### TASK
Please find all lines in the data that hold the string "Million" and copy them.
Start of EXERCISE MATERIALS
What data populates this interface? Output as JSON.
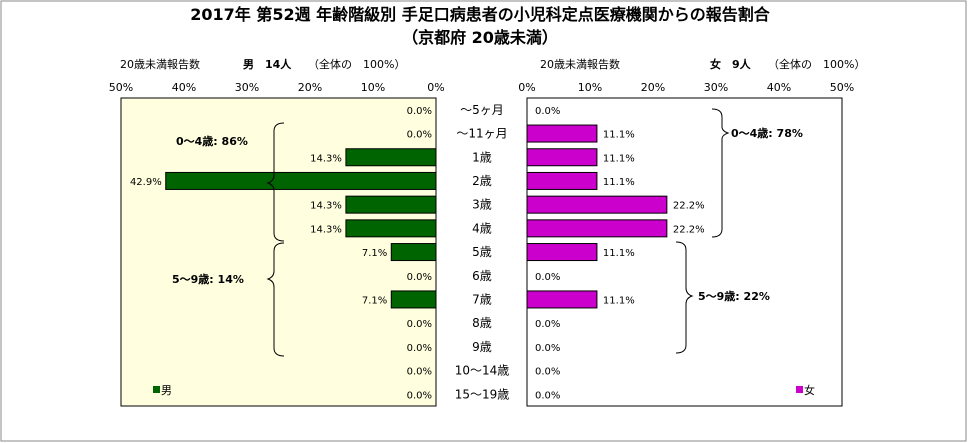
{
  "chart_data": {
    "type": "bar",
    "title_line1": "2017年 第52週 年齢階級別 手足口病患者の小児科定点医療機関からの報告割合",
    "title_line2": "（京都府 20歳未満）",
    "left_header": "20歳未満報告数",
    "left_count": "男　14人",
    "left_total": "（全体の　100%）",
    "right_header": "20歳未満報告数",
    "right_count": "女　9人",
    "right_total": "（全体の　100%）",
    "xlim": [
      0,
      50
    ],
    "left_ticks": [
      "50%",
      "40%",
      "30%",
      "20%",
      "10%",
      "0%"
    ],
    "right_ticks": [
      "0%",
      "10%",
      "20%",
      "30%",
      "40%",
      "50%"
    ],
    "categories": [
      "～5ヶ月",
      "～11ヶ月",
      "1歳",
      "2歳",
      "3歳",
      "4歳",
      "5歳",
      "6歳",
      "7歳",
      "8歳",
      "9歳",
      "10～14歳",
      "15～19歳"
    ],
    "series": [
      {
        "name": "男",
        "color": "#006400",
        "values": [
          0.0,
          0.0,
          14.3,
          42.9,
          14.3,
          14.3,
          7.1,
          0.0,
          7.1,
          0.0,
          0.0,
          0.0,
          0.0
        ],
        "labels": [
          "0.0%",
          "0.0%",
          "14.3%",
          "42.9%",
          "14.3%",
          "14.3%",
          "7.1%",
          "0.0%",
          "7.1%",
          "0.0%",
          "0.0%",
          "0.0%",
          "0.0%"
        ]
      },
      {
        "name": "女",
        "color": "#cc00cc",
        "values": [
          0.0,
          11.1,
          11.1,
          11.1,
          22.2,
          22.2,
          11.1,
          0.0,
          11.1,
          0.0,
          0.0,
          0.0,
          0.0
        ],
        "labels": [
          "0.0%",
          "11.1%",
          "11.1%",
          "11.1%",
          "22.2%",
          "22.2%",
          "11.1%",
          "0.0%",
          "11.1%",
          "0.0%",
          "0.0%",
          "0.0%",
          "0.0%"
        ]
      }
    ],
    "annotations": {
      "male_0_4": "0～4歳: 86%",
      "male_5_9": "5～9歳: 14%",
      "female_0_4": "0～4歳: 78%",
      "female_5_9": "5～9歳: 22%"
    },
    "legend_male": "男",
    "legend_female": "女"
  }
}
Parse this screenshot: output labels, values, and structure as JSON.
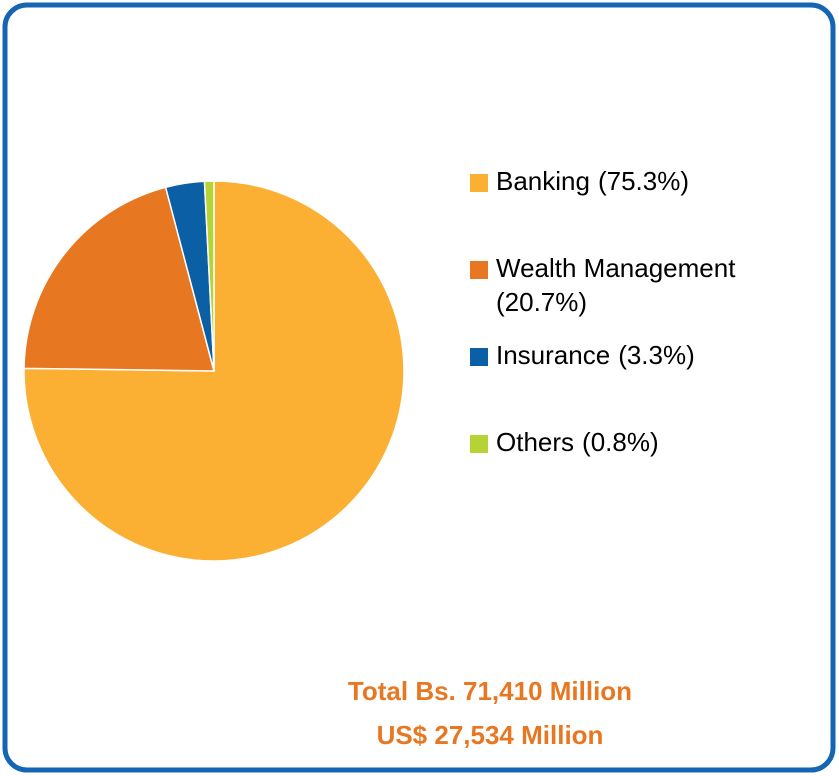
{
  "chart_data": {
    "type": "pie",
    "categories": [
      "Banking",
      "Wealth Management",
      "Insurance",
      "Others"
    ],
    "values": [
      75.3,
      20.7,
      3.3,
      0.8
    ],
    "value_labels": [
      "(75.3%)",
      "(20.7%)",
      "(3.3%)",
      "(0.8%)"
    ],
    "colors": [
      "#fbb034",
      "#e87722",
      "#0b5fa5",
      "#b5d334"
    ],
    "legend": "right",
    "annotations": [
      "Total Bs. 71,410 Million",
      "US$ 27,534 Million"
    ]
  }
}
End of EXERCISE MATERIALS
### TASK RESPONSE
      "Total Bs. 71,410 Million",
      "US$ 27,534 Million"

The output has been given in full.